**EXCERPT TO READ**
--- START ---
Disregarding their concern, I went over to the young men’s table and said, “I am very sorry to interrupt you, but I speak from my heart, so please don’t misunderstand my words. I was terribly pained at the thought that the language I heard was voiced here, in Yerushalayim, G-d’s holy city, by, of all people, chassidishe yeshiva students.”

The young man who had dropped these offensive words turned his head away with a smirk on his face.

“Don’t do that,” I said. “I am speaking with love and concern and you respond with disdain. Have you stopped to consider for even a moment what is going on in the world? The dangers that are confronting us? The satanic schemes of our neighbors to wipe us off the map? There is only One who can help us, and you know who that One is – the Ribbonoh Shel Olam. And you are sitting here using such language!”

I continued to speak to them and they sat speechless. By the time I finished, they all apologized and thanked me for reminding them of who they were. When I went back to my table, they stood up respectfully and once again expressed their appreciation.

I am relating this story because we live in a crazy, decadent world. It’s easy for anyone to lose his way, and once the downward spiral commences, the descent is rapid. Downhill is always easy, but it is very difficult to climb back up again. If we catch the problem in time, however, we can change the world and return every lost Jew to his Heavenly Father. It’s all a matter of caring enough to involve yourself – a foreign concept, to be sure, in our self-centered, mind-your-own-business culture.

Some might protest that it’s one thing to reach people in Yerushalayim but quite another to do so in the U.S. I will therefore share another story.

I have spoken over the years at different Pesach programs. One year I was taking a walk on Yom Tov afternoon when I noticed a group of teenagers engrossed in a game of cards. Without giving it a second thought I approached them.

“Sorry to interrupt,” I said, “but it’s Pesach. Yom Tov. Do you think this is the way we should thank Hashem – by playing cards? Please do not think I am trying to be ‘preachy’ or that I am lecturing you. I would never want to do that. I am simply speaking from my heart.”

I went on to tell them many more things.

I know some readers will say such statements surely turned them off, but believe it or not, not only were they not offended, not only were they not turned off – they were turned on. We went on talking for a few more minutes, discussing the shiur I had given that day, and when I left them they thanked me.

That night, in the dining room, a lady came over to our table and introduced herself as the mother of one of those boys. Her son had spoken to her very enthusiastically of our conversation.

“Weren’t you resentful?” she told me she asked her son.

“No,” he responded. “The way the Rebbetzin spoke to us made us realize she was sincere and spoke from her heart.”

Even as she was telling me the story, her son approached and confirmed her words.

So what do we learn from this? If you speak sincerely, with love and from your heart without being judgmental, people will understand and be grateful. It is only when you have a “holier than thou” attitude, and your voice conveys disdain and lack of respect, that people are offended. But when you speak from your heart, it enters another heart.
--- END ---
**INFORMATION SUPPLIED**
--- START ---
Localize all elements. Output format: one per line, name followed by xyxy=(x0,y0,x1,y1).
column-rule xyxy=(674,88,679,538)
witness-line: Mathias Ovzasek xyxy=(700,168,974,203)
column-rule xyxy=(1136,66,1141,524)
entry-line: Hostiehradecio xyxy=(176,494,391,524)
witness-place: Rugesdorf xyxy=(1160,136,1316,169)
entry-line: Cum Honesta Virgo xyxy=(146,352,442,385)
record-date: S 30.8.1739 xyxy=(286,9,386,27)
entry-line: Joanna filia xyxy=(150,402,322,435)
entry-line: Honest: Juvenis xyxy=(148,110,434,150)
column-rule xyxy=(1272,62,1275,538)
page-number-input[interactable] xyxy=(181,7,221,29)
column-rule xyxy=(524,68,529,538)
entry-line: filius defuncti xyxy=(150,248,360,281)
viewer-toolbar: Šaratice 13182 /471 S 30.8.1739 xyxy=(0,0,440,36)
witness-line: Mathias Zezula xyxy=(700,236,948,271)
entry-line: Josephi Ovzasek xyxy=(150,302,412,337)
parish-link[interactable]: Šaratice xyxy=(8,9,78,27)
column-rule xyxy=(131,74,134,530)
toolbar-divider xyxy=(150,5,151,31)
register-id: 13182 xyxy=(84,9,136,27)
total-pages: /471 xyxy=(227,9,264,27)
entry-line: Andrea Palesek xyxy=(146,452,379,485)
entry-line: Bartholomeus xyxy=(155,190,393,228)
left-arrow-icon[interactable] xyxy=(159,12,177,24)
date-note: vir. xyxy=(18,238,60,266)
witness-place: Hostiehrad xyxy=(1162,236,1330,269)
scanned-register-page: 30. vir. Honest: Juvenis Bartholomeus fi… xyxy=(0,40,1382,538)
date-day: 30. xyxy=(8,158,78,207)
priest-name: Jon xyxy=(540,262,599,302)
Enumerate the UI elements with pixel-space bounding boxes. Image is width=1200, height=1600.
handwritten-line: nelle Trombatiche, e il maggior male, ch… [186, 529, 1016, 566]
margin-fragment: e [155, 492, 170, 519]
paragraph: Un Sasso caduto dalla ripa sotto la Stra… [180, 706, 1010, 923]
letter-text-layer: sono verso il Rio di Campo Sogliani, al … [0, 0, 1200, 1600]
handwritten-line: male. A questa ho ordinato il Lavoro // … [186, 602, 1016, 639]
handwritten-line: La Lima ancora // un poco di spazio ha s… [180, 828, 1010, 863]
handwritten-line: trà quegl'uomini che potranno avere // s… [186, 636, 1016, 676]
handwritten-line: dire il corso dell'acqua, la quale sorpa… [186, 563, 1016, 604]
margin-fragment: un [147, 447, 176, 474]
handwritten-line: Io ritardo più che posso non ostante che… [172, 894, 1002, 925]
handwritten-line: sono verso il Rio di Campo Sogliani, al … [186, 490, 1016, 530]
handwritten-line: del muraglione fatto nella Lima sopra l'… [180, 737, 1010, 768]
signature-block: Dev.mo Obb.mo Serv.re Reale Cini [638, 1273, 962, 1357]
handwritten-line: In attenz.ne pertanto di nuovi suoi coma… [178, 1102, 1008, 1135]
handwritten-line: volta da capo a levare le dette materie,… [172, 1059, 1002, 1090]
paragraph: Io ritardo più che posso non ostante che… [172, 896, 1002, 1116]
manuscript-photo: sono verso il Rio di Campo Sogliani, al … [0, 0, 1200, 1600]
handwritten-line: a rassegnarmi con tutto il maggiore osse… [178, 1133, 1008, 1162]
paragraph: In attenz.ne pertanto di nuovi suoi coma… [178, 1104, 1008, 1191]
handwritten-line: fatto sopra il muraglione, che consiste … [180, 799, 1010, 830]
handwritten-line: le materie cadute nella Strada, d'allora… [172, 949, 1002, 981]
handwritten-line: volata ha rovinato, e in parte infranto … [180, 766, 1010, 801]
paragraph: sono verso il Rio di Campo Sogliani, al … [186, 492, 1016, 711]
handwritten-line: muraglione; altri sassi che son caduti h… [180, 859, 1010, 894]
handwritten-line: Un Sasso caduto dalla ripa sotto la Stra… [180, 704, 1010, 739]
--- END ---
**EXERCISE SET**
**a)** In the excerpt, list each question the narrator asks, in quoted speech, of the yeshiva students or the teenagers.
**b)** Please reproduce the excerpt word for word, from "The young man" down to "expressed their appreciation.".
Use only the excerpt for what comes next, not the listing.

**OUTPUTS FOR THE TASKS**
**a)**
- "Have you stopped to consider for even a moment what is going on in the world?"
- "The dangers that are confronting us?"
- "The satanic schemes of our neighbors to wipe us off the map?"
- "Do you think this is the way we should thank Hashem – by playing cards?"

**b)**
The young man who had dropped these offensive words turned his head away with a smirk on his face.

“Don’t do that,” I said. “I am speaking with love and concern and you respond with disdain. Have you stopped to consider for even a moment what is going on in the world? The dangers that are confronting us? The satanic schemes of our neighbors to wipe us off the map? There is only One who can help us, and you know who that One is – the Ribbonoh Shel Olam. And you are sitting here using such language!”

I continued to speak to them and they sat speechless. By the time I finished, they all apologized and thanked me for reminding them of who they were. When I went back to my table, they stood up respectfully and once again expressed their appreciation.